Exercise task: Every entry below must appear again, exactly as written.

Source records:
________

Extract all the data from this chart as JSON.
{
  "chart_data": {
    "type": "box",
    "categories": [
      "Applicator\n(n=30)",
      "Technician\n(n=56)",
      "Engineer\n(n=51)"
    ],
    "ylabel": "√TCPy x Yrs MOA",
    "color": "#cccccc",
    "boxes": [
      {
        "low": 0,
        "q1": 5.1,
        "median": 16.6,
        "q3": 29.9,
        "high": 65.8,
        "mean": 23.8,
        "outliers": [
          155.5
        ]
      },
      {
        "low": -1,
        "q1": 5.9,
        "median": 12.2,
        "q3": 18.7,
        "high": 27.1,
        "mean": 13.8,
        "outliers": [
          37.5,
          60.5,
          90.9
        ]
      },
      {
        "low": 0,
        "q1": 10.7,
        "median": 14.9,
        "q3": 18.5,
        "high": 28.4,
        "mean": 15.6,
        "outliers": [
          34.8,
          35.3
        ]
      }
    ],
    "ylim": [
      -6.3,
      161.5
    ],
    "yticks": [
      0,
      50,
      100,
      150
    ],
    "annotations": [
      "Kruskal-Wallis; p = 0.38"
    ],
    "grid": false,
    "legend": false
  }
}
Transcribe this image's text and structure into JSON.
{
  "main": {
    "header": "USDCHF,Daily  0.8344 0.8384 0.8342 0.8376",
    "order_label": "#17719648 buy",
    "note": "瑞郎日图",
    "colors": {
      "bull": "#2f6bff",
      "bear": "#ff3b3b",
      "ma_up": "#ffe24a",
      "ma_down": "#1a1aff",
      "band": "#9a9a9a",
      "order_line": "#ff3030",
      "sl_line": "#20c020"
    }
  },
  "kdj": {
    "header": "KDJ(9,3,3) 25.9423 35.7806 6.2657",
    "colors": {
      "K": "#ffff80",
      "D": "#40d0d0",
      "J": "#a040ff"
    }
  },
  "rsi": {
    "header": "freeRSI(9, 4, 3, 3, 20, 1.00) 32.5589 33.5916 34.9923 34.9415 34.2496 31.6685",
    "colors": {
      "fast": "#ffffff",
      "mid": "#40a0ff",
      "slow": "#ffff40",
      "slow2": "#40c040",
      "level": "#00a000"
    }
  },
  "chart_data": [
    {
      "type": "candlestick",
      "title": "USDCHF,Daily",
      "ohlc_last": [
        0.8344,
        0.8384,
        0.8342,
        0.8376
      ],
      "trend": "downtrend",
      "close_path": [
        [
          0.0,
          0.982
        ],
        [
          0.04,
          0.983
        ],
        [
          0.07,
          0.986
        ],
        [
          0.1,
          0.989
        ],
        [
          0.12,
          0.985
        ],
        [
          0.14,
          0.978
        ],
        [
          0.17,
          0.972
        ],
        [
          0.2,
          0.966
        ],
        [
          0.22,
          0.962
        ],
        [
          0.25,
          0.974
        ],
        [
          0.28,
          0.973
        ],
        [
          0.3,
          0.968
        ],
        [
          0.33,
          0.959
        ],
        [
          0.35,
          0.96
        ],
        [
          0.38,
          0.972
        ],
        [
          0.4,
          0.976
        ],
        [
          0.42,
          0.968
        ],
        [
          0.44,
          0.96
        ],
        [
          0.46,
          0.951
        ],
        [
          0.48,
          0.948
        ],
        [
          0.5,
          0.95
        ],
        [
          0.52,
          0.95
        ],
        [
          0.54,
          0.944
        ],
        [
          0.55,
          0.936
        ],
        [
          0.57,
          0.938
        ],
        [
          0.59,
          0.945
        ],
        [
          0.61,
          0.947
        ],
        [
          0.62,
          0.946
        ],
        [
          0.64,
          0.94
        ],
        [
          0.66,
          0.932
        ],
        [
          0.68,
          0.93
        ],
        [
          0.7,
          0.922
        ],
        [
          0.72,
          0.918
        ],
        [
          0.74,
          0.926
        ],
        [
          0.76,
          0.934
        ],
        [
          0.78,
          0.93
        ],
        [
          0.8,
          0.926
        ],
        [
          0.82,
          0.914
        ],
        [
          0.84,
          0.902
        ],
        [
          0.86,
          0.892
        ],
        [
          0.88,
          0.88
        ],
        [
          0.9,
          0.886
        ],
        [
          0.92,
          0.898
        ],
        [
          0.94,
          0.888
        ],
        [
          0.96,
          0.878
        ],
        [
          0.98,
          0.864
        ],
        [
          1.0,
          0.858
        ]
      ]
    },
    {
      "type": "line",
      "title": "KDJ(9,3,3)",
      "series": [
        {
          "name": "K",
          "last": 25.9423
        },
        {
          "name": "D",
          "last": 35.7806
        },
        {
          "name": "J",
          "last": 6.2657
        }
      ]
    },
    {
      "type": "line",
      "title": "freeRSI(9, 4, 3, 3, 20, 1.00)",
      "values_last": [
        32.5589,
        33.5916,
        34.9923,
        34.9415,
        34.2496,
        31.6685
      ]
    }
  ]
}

________

Answer for this exercise:
Extract all the data from this chart as JSON.
{
  "chart_data": {
    "type": "box",
    "categories": [
      "Applicator\n(n=30)",
      "Technician\n(n=56)",
      "Engineer\n(n=51)"
    ],
    "ylabel": "√TCPy x Yrs MOA",
    "color": "#cccccc",
    "boxes": [
      {
        "low": 0,
        "q1": 5.1,
        "median": 16.6,
        "q3": 29.9,
        "high": 65.8,
        "mean": 23.8,
        "outliers": [
          155.5
        ]
      },
      {
        "low": -1,
        "q1": 5.9,
        "median": 12.2,
        "q3": 18.7,
        "high": 27.1,
        "mean": 13.8,
        "outliers": [
          37.5,
          60.5,
          90.9
        ]
      },
      {
        "low": 0,
        "q1": 10.7,
        "median": 14.9,
        "q3": 18.5,
        "high": 28.4,
        "mean": 15.6,
        "outliers": [
          34.8,
          35.3
        ]
      }
    ],
    "ylim": [
      -6.3,
      161.5
    ],
    "yticks": [
      0,
      50,
      100,
      150
    ],
    "annotations": [
      "Kruskal-Wallis; p = 0.38"
    ],
    "grid": false,
    "legend": false
  }
}
Transcribe this image's text and structure into JSON.
{
  "main": {
    "header": "USDCHF,Daily  0.8344 0.8384 0.8342 0.8376",
    "order_label": "#17719648 buy",
    "note": "瑞郎日图",
    "colors": {
      "bull": "#2f6bff",
      "bear": "#ff3b3b",
      "ma_up": "#ffe24a",
      "ma_down": "#1a1aff",
      "band": "#9a9a9a",
      "order_line": "#ff3030",
      "sl_line": "#20c020"
    }
  },
  "kdj": {
    "header": "KDJ(9,3,3) 25.9423 35.7806 6.2657",
    "colors": {
      "K": "#ffff80",
      "D": "#40d0d0",
      "J": "#a040ff"
    }
  },
  "rsi": {
    "header": "freeRSI(9, 4, 3, 3, 20, 1.00) 32.5589 33.5916 34.9923 34.9415 34.2496 31.6685",
    "colors": {
      "fast": "#ffffff",
      "mid": "#40a0ff",
      "slow": "#ffff40",
      "slow2": "#40c040",
      "level": "#00a000"
    }
  },
  "chart_data": [
    {
      "type": "candlestick",
      "title": "USDCHF,Daily",
      "ohlc_last": [
        0.8344,
        0.8384,
        0.8342,
        0.8376
      ],
      "trend": "downtrend",
      "close_path": [
        [
          0.0,
          0.982
        ],
        [
          0.04,
          0.983
        ],
        [
          0.07,
          0.986
        ],
        [
          0.1,
          0.989
        ],
        [
          0.12,
          0.985
        ],
        [
          0.14,
          0.978
        ],
        [
          0.17,
          0.972
        ],
        [
          0.2,
          0.966
        ],
        [
          0.22,
          0.962
        ],
        [
          0.25,
          0.974
        ],
        [
          0.28,
          0.973
        ],
        [
          0.3,
          0.968
        ],
        [
          0.33,
          0.959
        ],
        [
          0.35,
          0.96
        ],
        [
          0.38,
          0.972
        ],
        [
          0.4,
          0.976
        ],
        [
          0.42,
          0.968
        ],
        [
          0.44,
          0.96
        ],
        [
          0.46,
          0.951
        ],
        [
          0.48,
          0.948
        ],
        [
          0.5,
          0.95
        ],
        [
          0.52,
          0.95
        ],
        [
          0.54,
          0.944
        ],
        [
          0.55,
          0.936
        ],
        [
          0.57,
          0.938
        ],
        [
          0.59,
          0.945
        ],
        [
          0.61,
          0.947
        ],
        [
          0.62,
          0.946
        ],
        [
          0.64,
          0.94
        ],
        [
          0.66,
          0.932
        ],
        [
          0.68,
          0.93
        ],
        [
          0.7,
          0.922
        ],
        [
          0.72,
          0.918
        ],
        [
          0.74,
          0.926
        ],
        [
          0.76,
          0.934
        ],
        [
          0.78,
          0.93
        ],
        [
          0.8,
          0.926
        ],
        [
          0.82,
          0.914
        ],
        [
          0.84,
          0.902
        ],
        [
          0.86,
          0.892
        ],
        [
          0.88,
          0.88
        ],
        [
          0.9,
          0.886
        ],
        [
          0.92,
          0.898
        ],
        [
          0.94,
          0.888
        ],
        [
          0.96,
          0.878
        ],
        [
          0.98,
          0.864
        ],
        [
          1.0,
          0.858
        ]
      ]
    },
    {
      "type": "line",
      "title": "KDJ(9,3,3)",
      "series": [
        {
          "name": "K",
          "last": 25.9423
        },
        {
          "name": "D",
          "last": 35.7806
        },
        {
          "name": "J",
          "last": 6.2657
        }
      ]
    },
    {
      "type": "line",
      "title": "freeRSI(9, 4, 3, 3, 20, 1.00)",
      "values_last": [
        32.5589,
        33.5916,
        34.9923,
        34.9415,
        34.2496,
        31.6685
      ]
    }
  ]
}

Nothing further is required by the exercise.